## SOURCE RECORDS
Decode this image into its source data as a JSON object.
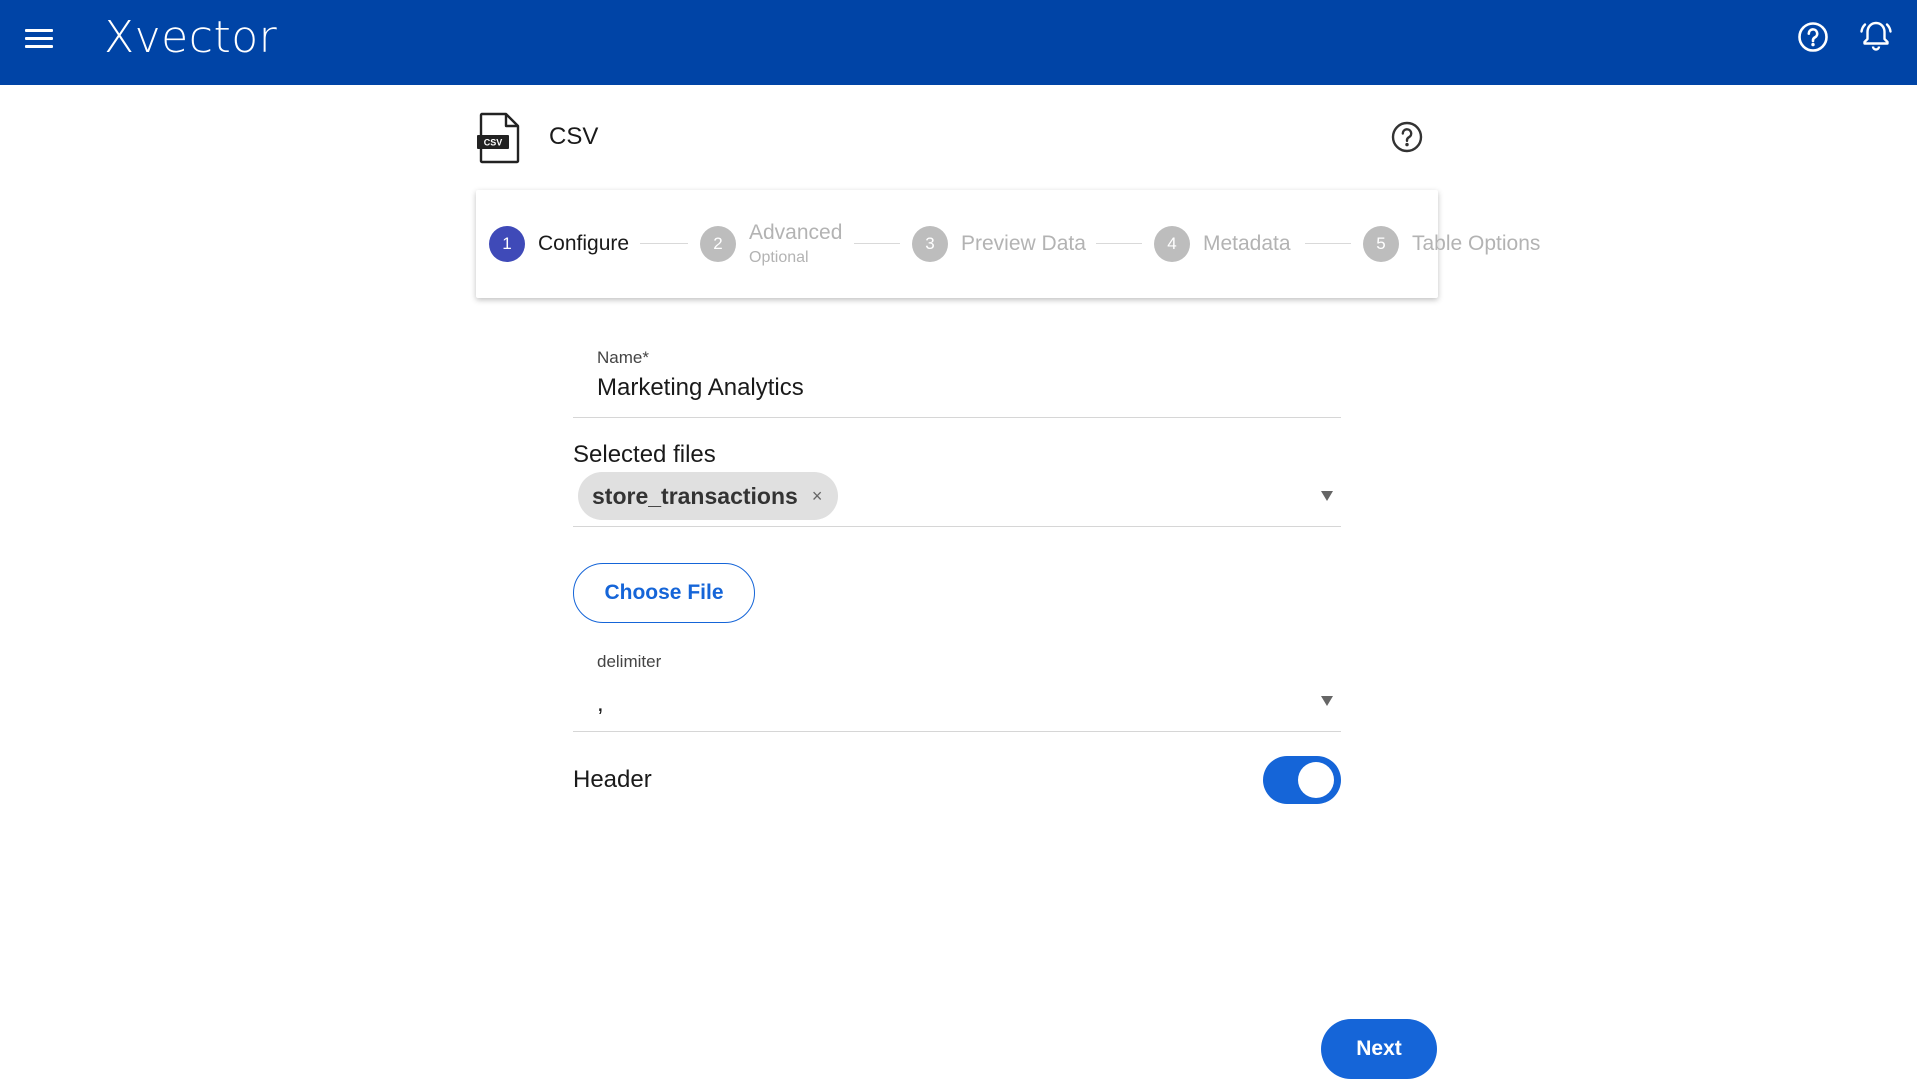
{
  "app": {
    "brand": "Xvector"
  },
  "page": {
    "title": "CSV",
    "file_badge": "CSV"
  },
  "stepper": {
    "steps": [
      {
        "number": "1",
        "label": "Configure",
        "sublabel": ""
      },
      {
        "number": "2",
        "label": "Advanced",
        "sublabel": "Optional"
      },
      {
        "number": "3",
        "label": "Preview Data",
        "sublabel": ""
      },
      {
        "number": "4",
        "label": "Metadata",
        "sublabel": ""
      },
      {
        "number": "5",
        "label": "Table Options",
        "sublabel": ""
      }
    ],
    "active_index": 0
  },
  "form": {
    "name_label": "Name*",
    "name_value": "Marketing Analytics",
    "files_label": "Selected files",
    "selected_files": [
      "store_transactions"
    ],
    "chip_remove": "×",
    "choose_file_label": "Choose File",
    "delimiter_label": "delimiter",
    "delimiter_value": ",",
    "header_label": "Header",
    "header_enabled": true
  },
  "footer": {
    "next_label": "Next"
  },
  "colors": {
    "topbar": "#0044a6",
    "primary": "#1565d8",
    "step_active": "#3f4ab8",
    "step_inactive": "#bdbdbd"
  }
}
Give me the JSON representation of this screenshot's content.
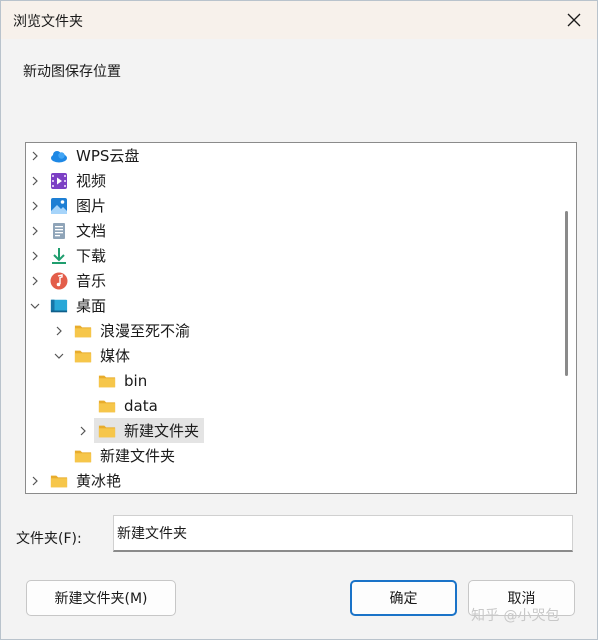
{
  "window": {
    "title": "浏览文件夹",
    "instruction": "新动图保存位置"
  },
  "tree": {
    "items": [
      {
        "label": "WPS云盘",
        "icon": "cloud-icon",
        "expanded": false
      },
      {
        "label": "视频",
        "icon": "video-icon",
        "expanded": false
      },
      {
        "label": "图片",
        "icon": "image-icon",
        "expanded": false
      },
      {
        "label": "文档",
        "icon": "document-icon",
        "expanded": false
      },
      {
        "label": "下载",
        "icon": "download-icon",
        "expanded": false
      },
      {
        "label": "音乐",
        "icon": "music-icon",
        "expanded": false
      },
      {
        "label": "桌面",
        "icon": "desktop-icon",
        "expanded": true
      },
      {
        "label": "浪漫至死不渝",
        "icon": "folder-icon",
        "expanded": false
      },
      {
        "label": "媒体",
        "icon": "folder-icon",
        "expanded": true
      },
      {
        "label": "bin",
        "icon": "folder-icon"
      },
      {
        "label": "data",
        "icon": "folder-icon"
      },
      {
        "label": "新建文件夹",
        "icon": "folder-icon",
        "expanded": false,
        "selected": true
      },
      {
        "label": "新建文件夹",
        "icon": "folder-icon"
      },
      {
        "label": "黄冰艳",
        "icon": "folder-icon",
        "expanded": false
      }
    ]
  },
  "folder_field": {
    "label": "文件夹(F):",
    "value": "新建文件夹"
  },
  "buttons": {
    "new_folder": "新建文件夹(M)",
    "ok": "确定",
    "cancel": "取消"
  },
  "watermark": "知乎 @小哭包",
  "colors": {
    "accent": "#1a73c8",
    "folder": "#f6c64a"
  }
}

## TASK TO COMPLETE
Every record must be copied exactly, with images dropped from the result.

## COMPLETE ANSWER
Decode this image into its source data as a JSON object.
{
  "app": {
    "brand": "Xvector"
  },
  "page": {
    "title": "CSV",
    "file_badge": "CSV"
  },
  "stepper": {
    "steps": [
      {
        "number": "1",
        "label": "Configure",
        "sublabel": ""
      },
      {
        "number": "2",
        "label": "Advanced",
        "sublabel": "Optional"
      },
      {
        "number": "3",
        "label": "Preview Data",
        "sublabel": ""
      },
      {
        "number": "4",
        "label": "Metadata",
        "sublabel": ""
      },
      {
        "number": "5",
        "label": "Table Options",
        "sublabel": ""
      }
    ],
    "active_index": 0
  },
  "form": {
    "name_label": "Name*",
    "name_value": "Marketing Analytics",
    "files_label": "Selected files",
    "selected_files": [
      "store_transactions"
    ],
    "chip_remove": "×",
    "choose_file_label": "Choose File",
    "delimiter_label": "delimiter",
    "delimiter_value": ",",
    "header_label": "Header",
    "header_enabled": true
  },
  "footer": {
    "next_label": "Next"
  },
  "colors": {
    "topbar": "#0044a6",
    "primary": "#1565d8",
    "step_active": "#3f4ab8",
    "step_inactive": "#bdbdbd"
  }
}
Give me the JSON representation of this screenshot's content.
{
  "window": {
    "title": "浏览文件夹",
    "instruction": "新动图保存位置"
  },
  "tree": {
    "items": [
      {
        "label": "WPS云盘",
        "icon": "cloud-icon",
        "expanded": false
      },
      {
        "label": "视频",
        "icon": "video-icon",
        "expanded": false
      },
      {
        "label": "图片",
        "icon": "image-icon",
        "expanded": false
      },
      {
        "label": "文档",
        "icon": "document-icon",
        "expanded": false
      },
      {
        "label": "下载",
        "icon": "download-icon",
        "expanded": false
      },
      {
        "label": "音乐",
        "icon": "music-icon",
        "expanded": false
      },
      {
        "label": "桌面",
        "icon": "desktop-icon",
        "expanded": true
      },
      {
        "label": "浪漫至死不渝",
        "icon": "folder-icon",
        "expanded": false
      },
      {
        "label": "媒体",
        "icon": "folder-icon",
        "expanded": true
      },
      {
        "label": "bin",
        "icon": "folder-icon"
      },
      {
        "label": "data",
        "icon": "folder-icon"
      },
      {
        "label": "新建文件夹",
        "icon": "folder-icon",
        "expanded": false,
        "selected": true
      },
      {
        "label": "新建文件夹",
        "icon": "folder-icon"
      },
      {
        "label": "黄冰艳",
        "icon": "folder-icon",
        "expanded": false
      }
    ]
  },
  "folder_field": {
    "label": "文件夹(F):",
    "value": "新建文件夹"
  },
  "buttons": {
    "new_folder": "新建文件夹(M)",
    "ok": "确定",
    "cancel": "取消"
  },
  "watermark": "知乎 @小哭包",
  "colors": {
    "accent": "#1a73c8",
    "folder": "#f6c64a"
  }
}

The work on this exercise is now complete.